Task data
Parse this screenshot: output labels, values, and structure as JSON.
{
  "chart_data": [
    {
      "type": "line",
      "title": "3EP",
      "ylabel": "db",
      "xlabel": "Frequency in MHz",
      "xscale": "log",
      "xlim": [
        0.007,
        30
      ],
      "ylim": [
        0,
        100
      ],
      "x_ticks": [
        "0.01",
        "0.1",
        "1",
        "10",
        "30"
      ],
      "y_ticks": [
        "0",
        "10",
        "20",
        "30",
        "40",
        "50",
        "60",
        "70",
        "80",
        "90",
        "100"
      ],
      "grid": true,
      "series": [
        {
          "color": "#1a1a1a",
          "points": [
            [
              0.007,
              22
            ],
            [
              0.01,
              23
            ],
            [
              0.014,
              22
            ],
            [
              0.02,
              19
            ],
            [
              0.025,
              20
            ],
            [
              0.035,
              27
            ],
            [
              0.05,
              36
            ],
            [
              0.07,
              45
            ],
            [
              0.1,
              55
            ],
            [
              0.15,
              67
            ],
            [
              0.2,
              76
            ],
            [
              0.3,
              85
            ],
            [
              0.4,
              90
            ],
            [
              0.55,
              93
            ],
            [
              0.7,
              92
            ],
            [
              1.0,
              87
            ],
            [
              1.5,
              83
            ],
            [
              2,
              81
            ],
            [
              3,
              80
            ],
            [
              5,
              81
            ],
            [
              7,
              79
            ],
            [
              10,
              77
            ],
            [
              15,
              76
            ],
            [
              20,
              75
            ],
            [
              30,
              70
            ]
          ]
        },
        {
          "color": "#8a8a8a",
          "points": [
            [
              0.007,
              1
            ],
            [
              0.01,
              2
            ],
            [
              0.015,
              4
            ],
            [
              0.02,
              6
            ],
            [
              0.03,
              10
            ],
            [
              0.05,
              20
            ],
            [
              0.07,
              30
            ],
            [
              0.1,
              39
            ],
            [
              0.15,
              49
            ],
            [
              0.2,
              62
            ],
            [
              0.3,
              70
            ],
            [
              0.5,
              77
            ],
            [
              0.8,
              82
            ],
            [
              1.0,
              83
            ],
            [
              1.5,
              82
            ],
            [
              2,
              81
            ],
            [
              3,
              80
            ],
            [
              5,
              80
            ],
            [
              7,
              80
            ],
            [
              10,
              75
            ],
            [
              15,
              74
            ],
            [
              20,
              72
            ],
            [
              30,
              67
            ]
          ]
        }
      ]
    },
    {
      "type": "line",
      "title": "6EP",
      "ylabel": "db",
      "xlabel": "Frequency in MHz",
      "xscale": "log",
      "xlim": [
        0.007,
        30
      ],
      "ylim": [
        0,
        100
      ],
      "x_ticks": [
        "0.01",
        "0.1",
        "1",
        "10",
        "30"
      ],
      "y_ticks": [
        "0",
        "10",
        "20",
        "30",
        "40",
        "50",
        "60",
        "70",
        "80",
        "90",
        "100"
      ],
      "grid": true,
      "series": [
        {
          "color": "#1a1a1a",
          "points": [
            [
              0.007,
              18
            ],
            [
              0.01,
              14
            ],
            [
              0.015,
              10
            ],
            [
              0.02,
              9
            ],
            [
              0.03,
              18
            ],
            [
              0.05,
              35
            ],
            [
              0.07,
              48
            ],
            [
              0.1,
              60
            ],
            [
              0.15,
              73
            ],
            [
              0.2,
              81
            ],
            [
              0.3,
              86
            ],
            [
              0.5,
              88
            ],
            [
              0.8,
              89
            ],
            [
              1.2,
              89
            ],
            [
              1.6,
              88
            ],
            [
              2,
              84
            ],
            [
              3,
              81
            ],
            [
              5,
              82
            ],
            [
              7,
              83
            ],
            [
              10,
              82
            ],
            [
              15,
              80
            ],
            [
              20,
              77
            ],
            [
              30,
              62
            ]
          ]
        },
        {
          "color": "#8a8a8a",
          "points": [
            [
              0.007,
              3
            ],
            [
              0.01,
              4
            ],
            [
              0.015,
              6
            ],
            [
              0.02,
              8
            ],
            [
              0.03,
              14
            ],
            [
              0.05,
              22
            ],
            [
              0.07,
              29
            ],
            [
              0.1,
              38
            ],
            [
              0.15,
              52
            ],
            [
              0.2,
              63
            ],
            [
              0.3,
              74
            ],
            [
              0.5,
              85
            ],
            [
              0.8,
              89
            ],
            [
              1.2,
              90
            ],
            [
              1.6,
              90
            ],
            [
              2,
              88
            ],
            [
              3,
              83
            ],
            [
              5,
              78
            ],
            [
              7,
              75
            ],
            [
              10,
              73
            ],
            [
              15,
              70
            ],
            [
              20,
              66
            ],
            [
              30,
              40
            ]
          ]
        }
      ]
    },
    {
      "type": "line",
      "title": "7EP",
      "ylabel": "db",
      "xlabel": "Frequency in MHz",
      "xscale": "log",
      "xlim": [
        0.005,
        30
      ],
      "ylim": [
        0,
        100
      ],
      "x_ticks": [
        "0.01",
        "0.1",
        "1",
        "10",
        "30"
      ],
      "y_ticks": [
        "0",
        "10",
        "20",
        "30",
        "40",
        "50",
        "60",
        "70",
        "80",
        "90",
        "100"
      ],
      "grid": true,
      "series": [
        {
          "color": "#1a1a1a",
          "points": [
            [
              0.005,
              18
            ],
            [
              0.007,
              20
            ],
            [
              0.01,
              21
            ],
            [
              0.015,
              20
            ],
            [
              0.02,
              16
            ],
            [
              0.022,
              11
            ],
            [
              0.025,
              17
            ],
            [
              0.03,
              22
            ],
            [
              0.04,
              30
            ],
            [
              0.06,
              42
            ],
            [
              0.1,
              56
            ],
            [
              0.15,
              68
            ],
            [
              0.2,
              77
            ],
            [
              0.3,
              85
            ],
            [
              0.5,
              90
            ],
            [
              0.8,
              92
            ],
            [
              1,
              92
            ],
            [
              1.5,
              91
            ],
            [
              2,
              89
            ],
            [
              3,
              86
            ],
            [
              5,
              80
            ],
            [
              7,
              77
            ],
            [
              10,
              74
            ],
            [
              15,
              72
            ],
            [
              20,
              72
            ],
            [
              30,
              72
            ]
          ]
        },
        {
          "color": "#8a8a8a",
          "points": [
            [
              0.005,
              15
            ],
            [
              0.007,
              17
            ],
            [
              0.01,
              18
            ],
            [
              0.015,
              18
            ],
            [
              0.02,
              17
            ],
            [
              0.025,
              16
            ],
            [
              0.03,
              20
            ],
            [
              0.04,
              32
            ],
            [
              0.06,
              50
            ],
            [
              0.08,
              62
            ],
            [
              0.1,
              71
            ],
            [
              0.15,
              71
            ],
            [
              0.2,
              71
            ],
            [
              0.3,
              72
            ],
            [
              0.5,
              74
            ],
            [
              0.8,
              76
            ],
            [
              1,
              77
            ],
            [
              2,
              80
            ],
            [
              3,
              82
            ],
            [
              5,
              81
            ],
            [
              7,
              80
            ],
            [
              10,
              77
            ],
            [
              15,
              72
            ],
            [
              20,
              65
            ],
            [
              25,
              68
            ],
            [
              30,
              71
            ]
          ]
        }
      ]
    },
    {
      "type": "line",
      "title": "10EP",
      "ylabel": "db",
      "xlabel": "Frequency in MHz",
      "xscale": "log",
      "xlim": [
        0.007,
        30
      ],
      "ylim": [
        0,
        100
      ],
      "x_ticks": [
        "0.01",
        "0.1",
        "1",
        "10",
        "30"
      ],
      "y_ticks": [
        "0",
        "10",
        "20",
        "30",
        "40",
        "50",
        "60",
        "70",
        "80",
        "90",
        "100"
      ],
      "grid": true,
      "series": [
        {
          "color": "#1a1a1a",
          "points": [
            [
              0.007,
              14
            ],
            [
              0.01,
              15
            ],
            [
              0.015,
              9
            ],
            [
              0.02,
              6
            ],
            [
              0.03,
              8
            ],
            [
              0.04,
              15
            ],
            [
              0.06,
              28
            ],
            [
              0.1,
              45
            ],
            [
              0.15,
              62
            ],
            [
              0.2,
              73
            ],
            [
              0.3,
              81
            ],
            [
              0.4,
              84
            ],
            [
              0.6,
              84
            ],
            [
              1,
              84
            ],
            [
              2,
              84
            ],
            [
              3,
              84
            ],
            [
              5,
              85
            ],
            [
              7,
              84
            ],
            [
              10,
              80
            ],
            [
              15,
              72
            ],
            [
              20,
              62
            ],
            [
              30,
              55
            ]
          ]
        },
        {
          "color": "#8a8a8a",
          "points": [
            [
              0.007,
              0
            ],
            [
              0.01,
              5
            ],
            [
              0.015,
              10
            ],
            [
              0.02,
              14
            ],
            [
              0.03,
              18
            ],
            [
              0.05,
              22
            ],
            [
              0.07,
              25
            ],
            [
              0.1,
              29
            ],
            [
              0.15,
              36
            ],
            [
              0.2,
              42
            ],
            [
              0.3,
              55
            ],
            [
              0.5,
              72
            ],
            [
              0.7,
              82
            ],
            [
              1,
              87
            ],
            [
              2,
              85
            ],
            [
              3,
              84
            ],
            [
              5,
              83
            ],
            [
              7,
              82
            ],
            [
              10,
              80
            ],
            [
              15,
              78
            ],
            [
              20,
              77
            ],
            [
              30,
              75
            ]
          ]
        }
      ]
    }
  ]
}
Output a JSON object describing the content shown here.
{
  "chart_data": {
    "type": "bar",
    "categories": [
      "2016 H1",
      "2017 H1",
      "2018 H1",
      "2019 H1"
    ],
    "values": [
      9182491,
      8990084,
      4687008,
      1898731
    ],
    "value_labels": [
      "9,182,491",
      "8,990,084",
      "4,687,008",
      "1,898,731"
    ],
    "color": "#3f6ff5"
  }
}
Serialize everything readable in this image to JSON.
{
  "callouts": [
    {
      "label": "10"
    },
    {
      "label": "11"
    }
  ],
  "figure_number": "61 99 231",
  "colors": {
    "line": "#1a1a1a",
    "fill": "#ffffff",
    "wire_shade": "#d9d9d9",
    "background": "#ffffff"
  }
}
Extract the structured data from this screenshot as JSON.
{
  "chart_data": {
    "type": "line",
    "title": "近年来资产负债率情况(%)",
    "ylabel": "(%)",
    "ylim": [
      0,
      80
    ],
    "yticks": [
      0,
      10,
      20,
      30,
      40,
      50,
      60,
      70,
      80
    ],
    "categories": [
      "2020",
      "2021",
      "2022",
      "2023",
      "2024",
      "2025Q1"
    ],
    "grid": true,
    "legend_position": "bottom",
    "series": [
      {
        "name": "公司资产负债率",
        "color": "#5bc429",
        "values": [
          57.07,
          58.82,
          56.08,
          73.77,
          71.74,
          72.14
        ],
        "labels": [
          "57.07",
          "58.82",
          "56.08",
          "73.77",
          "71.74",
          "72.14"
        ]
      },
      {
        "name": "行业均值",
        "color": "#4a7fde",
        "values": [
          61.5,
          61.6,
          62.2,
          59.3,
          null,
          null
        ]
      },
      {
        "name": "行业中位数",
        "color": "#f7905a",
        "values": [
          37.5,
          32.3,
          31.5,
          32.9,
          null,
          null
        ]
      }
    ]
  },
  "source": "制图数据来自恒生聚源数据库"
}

Aim
Reproduce the records above exactly, starting with the line that contains "Output a JSON" and ending with the last line.

Written reply
Output a JSON object describing the content shown here.
{
  "chart_data": {
    "type": "bar",
    "categories": [
      "2016 H1",
      "2017 H1",
      "2018 H1",
      "2019 H1"
    ],
    "values": [
      9182491,
      8990084,
      4687008,
      1898731
    ],
    "value_labels": [
      "9,182,491",
      "8,990,084",
      "4,687,008",
      "1,898,731"
    ],
    "color": "#3f6ff5"
  }
}
Serialize everything readable in this image to JSON.
{
  "callouts": [
    {
      "label": "10"
    },
    {
      "label": "11"
    }
  ],
  "figure_number": "61 99 231",
  "colors": {
    "line": "#1a1a1a",
    "fill": "#ffffff",
    "wire_shade": "#d9d9d9",
    "background": "#ffffff"
  }
}
Extract the structured data from this screenshot as JSON.
{
  "chart_data": {
    "type": "line",
    "title": "近年来资产负债率情况(%)",
    "ylabel": "(%)",
    "ylim": [
      0,
      80
    ],
    "yticks": [
      0,
      10,
      20,
      30,
      40,
      50,
      60,
      70,
      80
    ],
    "categories": [
      "2020",
      "2021",
      "2022",
      "2023",
      "2024",
      "2025Q1"
    ],
    "grid": true,
    "legend_position": "bottom",
    "series": [
      {
        "name": "公司资产负债率",
        "color": "#5bc429",
        "values": [
          57.07,
          58.82,
          56.08,
          73.77,
          71.74,
          72.14
        ],
        "labels": [
          "57.07",
          "58.82",
          "56.08",
          "73.77",
          "71.74",
          "72.14"
        ]
      },
      {
        "name": "行业均值",
        "color": "#4a7fde",
        "values": [
          61.5,
          61.6,
          62.2,
          59.3,
          null,
          null
        ]
      },
      {
        "name": "行业中位数",
        "color": "#f7905a",
        "values": [
          37.5,
          32.3,
          31.5,
          32.9,
          null,
          null
        ]
      }
    ]
  },
  "source": "制图数据来自恒生聚源数据库"
}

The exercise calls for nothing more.